Traduce al inglés esta oración del texto sobre el ángel Gabriel y María: "Al oír estas palabras, ella se preocupó mucho y se preguntaba qué querría decir semejante saludo."

> _Sección del documento_
>>>>>
El ángel le dijo: “No temas, María, porque has hallado gracia ante Dios. Vas a concebir y a dar a luz un hijo y le pondrás por nombre Jesús. Él será grande y será llamado Hijo del Altísimo; el Señor Dios le dará el trono de David, su padre, y él reinará sobre la casa de Jacob por los siglos y su reinado no tendrá fin”.
Lc. 1, 30-33
En aquel tiempo, el ángel Gabriel fue enviado por Dios a una ciudad de Galilea, llamada Nazaret, a una virgen desposada con un varón de la estirpe de David, llamado José. La virgen se llamaba María.
Entró el ángel a donde ella estaba y le dijo: “Alégrate, llena de gracia, el Señor está contigo”. Al oír estas palabras, ella se preocupó mucho y se preguntaba qué querría decir semejante saludo.
El ángel le dijo: “No temas, María, porque has hallado gracia ante Dios. Vas a concebir y a dar a luz un hijo y le pondrás por nombre Jesús. Él será grande y será llamado Hijo del Altísimo; el Señor Dios le dará el trono de David, su padre, y él reinará sobre la casa de Jacob por los siglos y su reinado no tendrá fin”.
María le dijo entonces al ángel: “¿Cómo podrá ser esto, puesto que yo permanezco virgen?” El ángel le contestó: “El Espíritu Santo descenderá sobre ti y el poder del Altísimo te cubrirá con su sombra. Por eso, el Santo, que va a nacer de ti, será llamado Hijo de Dios. Ahí tienes a tu parienta Isabel, que a pesar de su vejez, ha concebido un hijo y ya va en el sexto mes la que llamaban estéril, porque no hay nada imposible para Dios”. María contestó: “Yo soy la esclava del Señor; cúmplase en mí lo que me has dicho”. Y el ángel se retiró de su presencia.
Dios mismo llama a las puertas de la voluntad de María.
<<<<<
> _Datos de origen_
>>>>>
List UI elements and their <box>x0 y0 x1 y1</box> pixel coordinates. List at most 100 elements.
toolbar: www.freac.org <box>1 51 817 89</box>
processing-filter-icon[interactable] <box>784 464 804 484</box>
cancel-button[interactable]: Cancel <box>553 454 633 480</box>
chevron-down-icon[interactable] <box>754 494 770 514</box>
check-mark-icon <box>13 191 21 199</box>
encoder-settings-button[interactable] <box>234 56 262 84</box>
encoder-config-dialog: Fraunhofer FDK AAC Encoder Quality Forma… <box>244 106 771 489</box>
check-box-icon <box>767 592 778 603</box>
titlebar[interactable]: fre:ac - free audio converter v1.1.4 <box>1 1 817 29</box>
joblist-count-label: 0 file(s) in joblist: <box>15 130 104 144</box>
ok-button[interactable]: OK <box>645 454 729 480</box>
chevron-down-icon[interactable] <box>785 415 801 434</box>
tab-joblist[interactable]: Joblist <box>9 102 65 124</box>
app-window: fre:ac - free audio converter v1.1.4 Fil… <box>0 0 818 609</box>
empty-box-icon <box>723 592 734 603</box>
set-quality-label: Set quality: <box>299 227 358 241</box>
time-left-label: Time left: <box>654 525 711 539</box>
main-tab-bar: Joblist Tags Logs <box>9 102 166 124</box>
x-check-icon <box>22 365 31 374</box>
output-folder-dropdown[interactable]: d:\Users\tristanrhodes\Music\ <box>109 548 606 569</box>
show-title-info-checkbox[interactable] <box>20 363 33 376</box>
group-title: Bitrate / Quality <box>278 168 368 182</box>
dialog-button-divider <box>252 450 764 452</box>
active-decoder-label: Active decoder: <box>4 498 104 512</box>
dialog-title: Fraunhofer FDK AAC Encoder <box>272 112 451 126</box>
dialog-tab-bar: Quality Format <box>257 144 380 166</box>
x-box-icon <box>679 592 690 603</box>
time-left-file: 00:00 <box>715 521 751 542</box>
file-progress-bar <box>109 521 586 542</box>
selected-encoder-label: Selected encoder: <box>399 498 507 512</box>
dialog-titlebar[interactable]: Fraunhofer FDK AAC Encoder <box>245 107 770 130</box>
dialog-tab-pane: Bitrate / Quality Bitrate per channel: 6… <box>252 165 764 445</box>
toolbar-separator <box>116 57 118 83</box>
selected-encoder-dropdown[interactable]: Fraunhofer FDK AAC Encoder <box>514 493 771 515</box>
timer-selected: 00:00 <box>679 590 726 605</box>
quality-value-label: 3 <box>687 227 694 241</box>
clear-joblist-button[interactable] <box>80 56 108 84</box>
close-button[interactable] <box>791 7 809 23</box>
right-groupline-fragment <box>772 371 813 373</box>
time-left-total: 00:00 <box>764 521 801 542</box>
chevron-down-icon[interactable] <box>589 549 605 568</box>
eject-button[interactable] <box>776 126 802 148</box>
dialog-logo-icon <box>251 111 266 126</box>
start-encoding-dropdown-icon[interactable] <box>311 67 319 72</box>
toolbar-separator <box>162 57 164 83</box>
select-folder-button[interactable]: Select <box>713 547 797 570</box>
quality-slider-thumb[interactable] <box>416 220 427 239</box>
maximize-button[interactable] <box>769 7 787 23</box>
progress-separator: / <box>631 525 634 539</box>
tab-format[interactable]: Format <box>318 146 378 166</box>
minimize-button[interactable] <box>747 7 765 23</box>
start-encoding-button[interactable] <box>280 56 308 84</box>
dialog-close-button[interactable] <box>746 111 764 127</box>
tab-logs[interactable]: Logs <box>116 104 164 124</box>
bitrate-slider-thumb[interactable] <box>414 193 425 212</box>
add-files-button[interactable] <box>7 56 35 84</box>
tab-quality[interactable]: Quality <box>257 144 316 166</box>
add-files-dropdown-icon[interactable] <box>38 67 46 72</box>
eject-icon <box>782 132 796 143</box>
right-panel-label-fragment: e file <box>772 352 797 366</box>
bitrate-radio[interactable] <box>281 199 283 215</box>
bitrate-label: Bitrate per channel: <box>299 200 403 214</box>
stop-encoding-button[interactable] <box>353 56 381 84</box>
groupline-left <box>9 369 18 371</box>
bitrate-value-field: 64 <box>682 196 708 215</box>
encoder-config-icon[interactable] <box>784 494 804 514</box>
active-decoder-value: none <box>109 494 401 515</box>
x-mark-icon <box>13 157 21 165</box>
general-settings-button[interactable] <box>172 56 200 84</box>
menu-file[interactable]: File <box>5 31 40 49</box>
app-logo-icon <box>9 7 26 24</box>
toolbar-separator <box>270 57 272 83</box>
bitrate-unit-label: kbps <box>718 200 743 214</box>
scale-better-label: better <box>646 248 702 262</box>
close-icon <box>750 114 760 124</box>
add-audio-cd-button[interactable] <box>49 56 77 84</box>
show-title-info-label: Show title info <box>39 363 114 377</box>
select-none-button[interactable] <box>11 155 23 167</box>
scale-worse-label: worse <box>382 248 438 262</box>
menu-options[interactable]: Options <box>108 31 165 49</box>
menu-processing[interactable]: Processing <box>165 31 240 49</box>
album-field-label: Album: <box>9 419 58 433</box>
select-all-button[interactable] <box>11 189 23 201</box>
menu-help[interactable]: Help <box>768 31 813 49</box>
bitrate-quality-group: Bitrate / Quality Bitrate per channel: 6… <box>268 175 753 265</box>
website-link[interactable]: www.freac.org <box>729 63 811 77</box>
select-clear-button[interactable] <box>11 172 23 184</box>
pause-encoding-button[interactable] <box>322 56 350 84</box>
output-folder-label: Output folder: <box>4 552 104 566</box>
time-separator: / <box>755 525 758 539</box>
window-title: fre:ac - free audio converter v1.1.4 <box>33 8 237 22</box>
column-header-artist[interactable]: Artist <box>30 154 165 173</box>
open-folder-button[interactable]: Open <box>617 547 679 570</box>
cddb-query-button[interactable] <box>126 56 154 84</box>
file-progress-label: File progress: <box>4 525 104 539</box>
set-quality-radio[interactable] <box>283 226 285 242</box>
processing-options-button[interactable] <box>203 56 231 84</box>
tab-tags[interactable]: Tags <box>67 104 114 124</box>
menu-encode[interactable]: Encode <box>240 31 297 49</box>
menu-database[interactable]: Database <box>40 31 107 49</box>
<<<<<
> _Tarea resuelta_
On hearing these words, she was greatly troubled and wondered what such a greeting could mean.